## TO BE DONE
Your task is to repeat the entries exactly. Leave the pictures out.

┌──

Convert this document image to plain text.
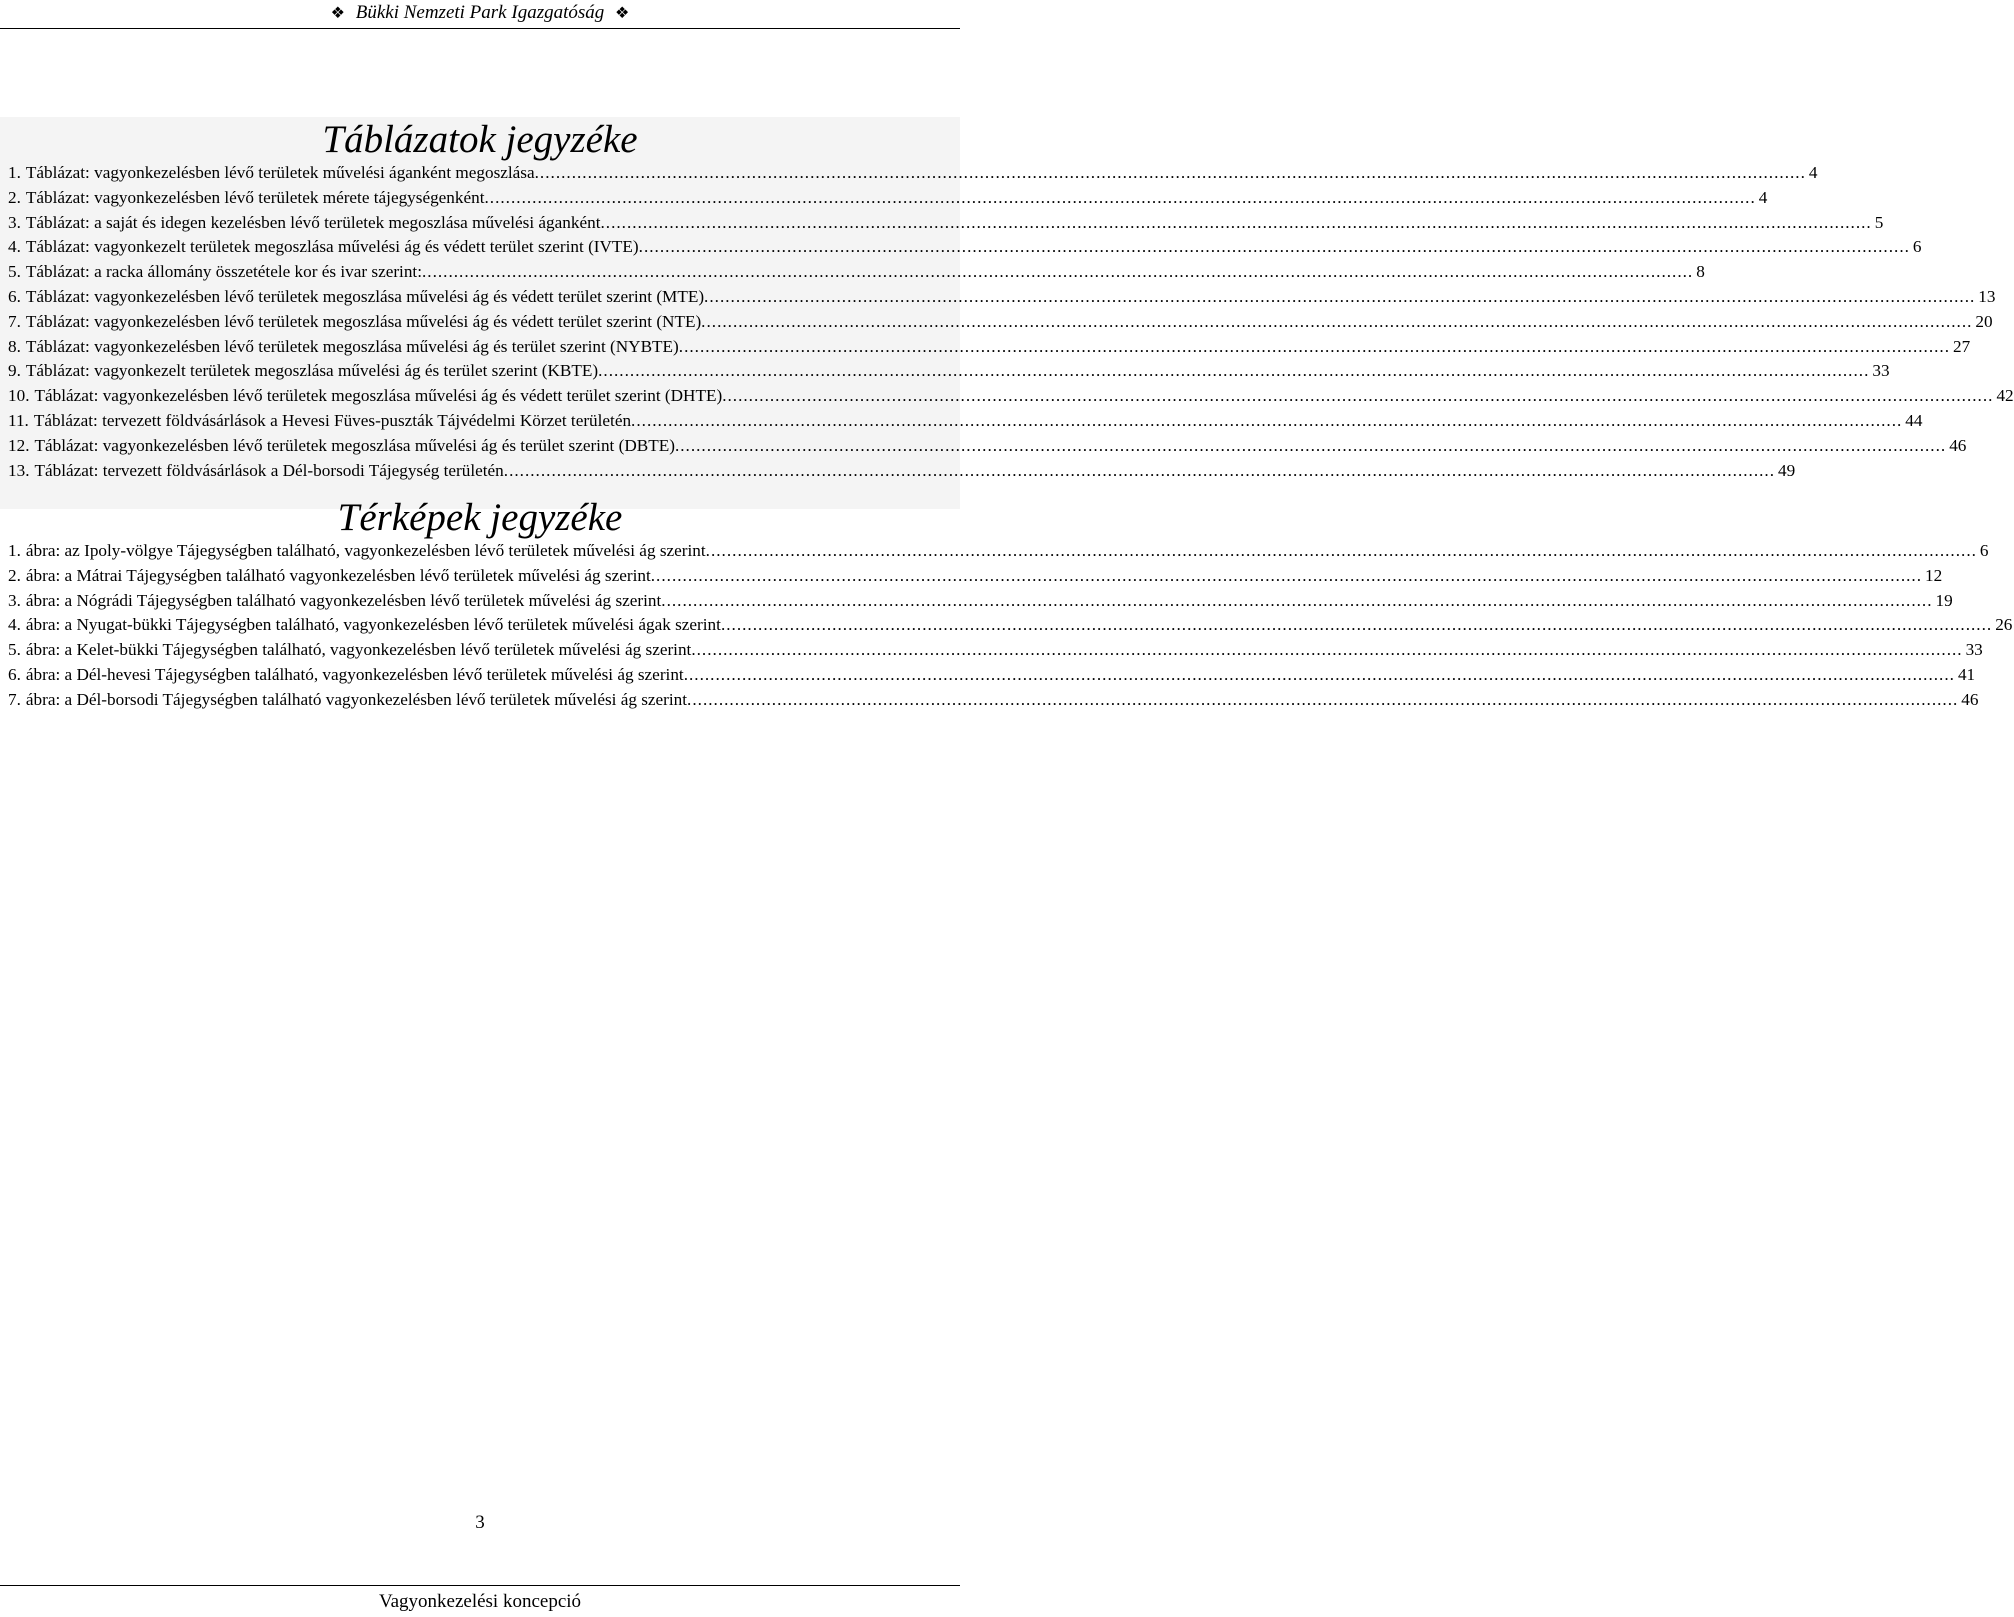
❖ Bükki Nemzeti Park Igazgatóság ❖
Táblázatok jegyzéke
1. Táblázat: vagyonkezelésben lévő területek művelési áganként megoszlása .....	4
2. Táblázat: vagyonkezelésben lévő területek mérete tájegységenként .....	4
3. Táblázat: a saját és idegen kezelésben lévő területek megoszlása művelési áganként .....	5
4. Táblázat: vagyonkezelt területek megoszlása művelési ág és védett terület szerint (IVTE) .....	6
5. Táblázat: a racka állomány összetétele kor és ivar szerint: .....	8
6. Táblázat: vagyonkezelésben lévő területek megoszlása művelési ág és védett terület szerint (MTE) .....	13
7. Táblázat: vagyonkezelésben lévő területek megoszlása művelési ág és védett terület szerint (NTE) .....	20
8. Táblázat: vagyonkezelésben lévő területek megoszlása művelési ág és terület szerint (NYBTE) .....	27
9. Táblázat: vagyonkezelt területek megoszlása művelési ág és terület szerint (KBTE) .....	33
10. Táblázat: vagyonkezelésben lévő területek megoszlása művelési ág és védett terület szerint (DHTE) .....	42
11. Táblázat: tervezett földvásárlások a Hevesi Füves-puszták Tájvédelmi Körzet területén .....	44
12. Táblázat: vagyonkezelésben lévő területek megoszlása művelési ág és terület szerint (DBTE) .....	46
13. Táblázat: tervezett földvásárlások a Dél-borsodi Tájegység területén .....	49
Térképek jegyzéke
1. ábra: az Ipoly-völgye Tájegységben található, vagyonkezelésben lévő területek művelési ág szerint .....	6
2. ábra: a Mátrai Tájegységben található vagyonkezelésben lévő területek művelési ág szerint .....	12
3. ábra: a Nógrádi Tájegységben található vagyonkezelésben lévő területek művelési ág szerint .....	19
4. ábra: a Nyugat-bükki Tájegységben található, vagyonkezelésben lévő területek művelési ágak szerint .....	26
5. ábra: a Kelet-bükki Tájegységben található, vagyonkezelésben lévő területek művelési ág szerint .....	33
6. ábra: a Dél-hevesi Tájegységben található, vagyonkezelésben lévő területek művelési ág szerint .....	41
7. ábra: a Dél-borsodi Tájegységben található vagyonkezelésben lévő területek művelési ág szerint .....	46
3
Vagyonkezelési koncepció
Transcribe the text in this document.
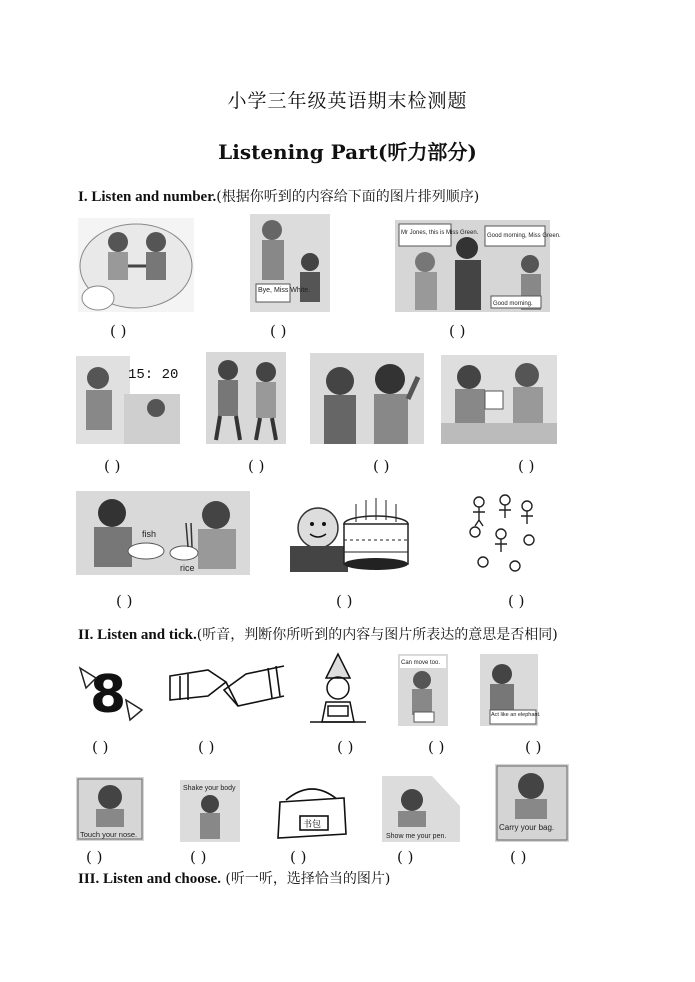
小学三年级英语期末检测题
Listening Part(听力部分)
I. Listen and number.(根据你听到的内容给下面的图片排列顺序)
Bye, Miss White.
Mr Jones, this is Miss Green. Good morning, Miss Green.
Good morning.
( )	( )	( )
15: 20
( )	( )	( )	( )
fish
rice
( )	( )	( )
II. Listen and tick.(听音，判断你所听到的内容与图片所表达的意思是否相同)
8
Can move too.
Act like an elephant.
( )	( )	( )	( )	( )
Touch your nose.
Shake your body
书包
Show me your pen.
Carry your bag.
( )	( )	( )	( )	( )
III. Listen and choose. (听一听，选择恰当的图片)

└──

## SOLUTION TO THIS TASK
Convert this document image to plain text.
❖ Bükki Nemzeti Park Igazgatóság ❖
Táblázatok jegyzéke
1. Táblázat: vagyonkezelésben lévő területek művelési áganként megoszlása .....	4
2. Táblázat: vagyonkezelésben lévő területek mérete tájegységenként .....	4
3. Táblázat: a saját és idegen kezelésben lévő területek megoszlása művelési áganként .....	5
4. Táblázat: vagyonkezelt területek megoszlása művelési ág és védett terület szerint (IVTE) .....	6
5. Táblázat: a racka állomány összetétele kor és ivar szerint: .....	8
6. Táblázat: vagyonkezelésben lévő területek megoszlása művelési ág és védett terület szerint (MTE) .....	13
7. Táblázat: vagyonkezelésben lévő területek megoszlása művelési ág és védett terület szerint (NTE) .....	20
8. Táblázat: vagyonkezelésben lévő területek megoszlása művelési ág és terület szerint (NYBTE) .....	27
9. Táblázat: vagyonkezelt területek megoszlása művelési ág és terület szerint (KBTE) .....	33
10. Táblázat: vagyonkezelésben lévő területek megoszlása művelési ág és védett terület szerint (DHTE) .....	42
11. Táblázat: tervezett földvásárlások a Hevesi Füves-puszták Tájvédelmi Körzet területén .....	44
12. Táblázat: vagyonkezelésben lévő területek megoszlása művelési ág és terület szerint (DBTE) .....	46
13. Táblázat: tervezett földvásárlások a Dél-borsodi Tájegység területén .....	49
Térképek jegyzéke
1. ábra: az Ipoly-völgye Tájegységben található, vagyonkezelésben lévő területek művelési ág szerint .....	6
2. ábra: a Mátrai Tájegységben található vagyonkezelésben lévő területek művelési ág szerint .....	12
3. ábra: a Nógrádi Tájegységben található vagyonkezelésben lévő területek művelési ág szerint .....	19
4. ábra: a Nyugat-bükki Tájegységben található, vagyonkezelésben lévő területek művelési ágak szerint .....	26
5. ábra: a Kelet-bükki Tájegységben található, vagyonkezelésben lévő területek művelési ág szerint .....	33
6. ábra: a Dél-hevesi Tájegységben található, vagyonkezelésben lévő területek művelési ág szerint .....	41
7. ábra: a Dél-borsodi Tájegységben található vagyonkezelésben lévő területek művelési ág szerint .....	46
3
Vagyonkezelési koncepció
Transcribe the text in this document.
小学三年级英语期末检测题
Listening Part(听力部分)
I. Listen and number.(根据你听到的内容给下面的图片排列顺序)
Bye, Miss White.
Mr Jones, this is Miss Green. Good morning, Miss Green.
Good morning.
( )	( )	( )
15: 20
( )	( )	( )	( )
fish
rice
( )	( )	( )
II. Listen and tick.(听音，判断你所听到的内容与图片所表达的意思是否相同)
8
Can move too.
Act like an elephant.
( )	( )	( )	( )	( )
Touch your nose.
Shake your body
书包
Show me your pen.
Carry your bag.
( )	( )	( )	( )	( )
III. Listen and choose. (听一听，选择恰当的图片)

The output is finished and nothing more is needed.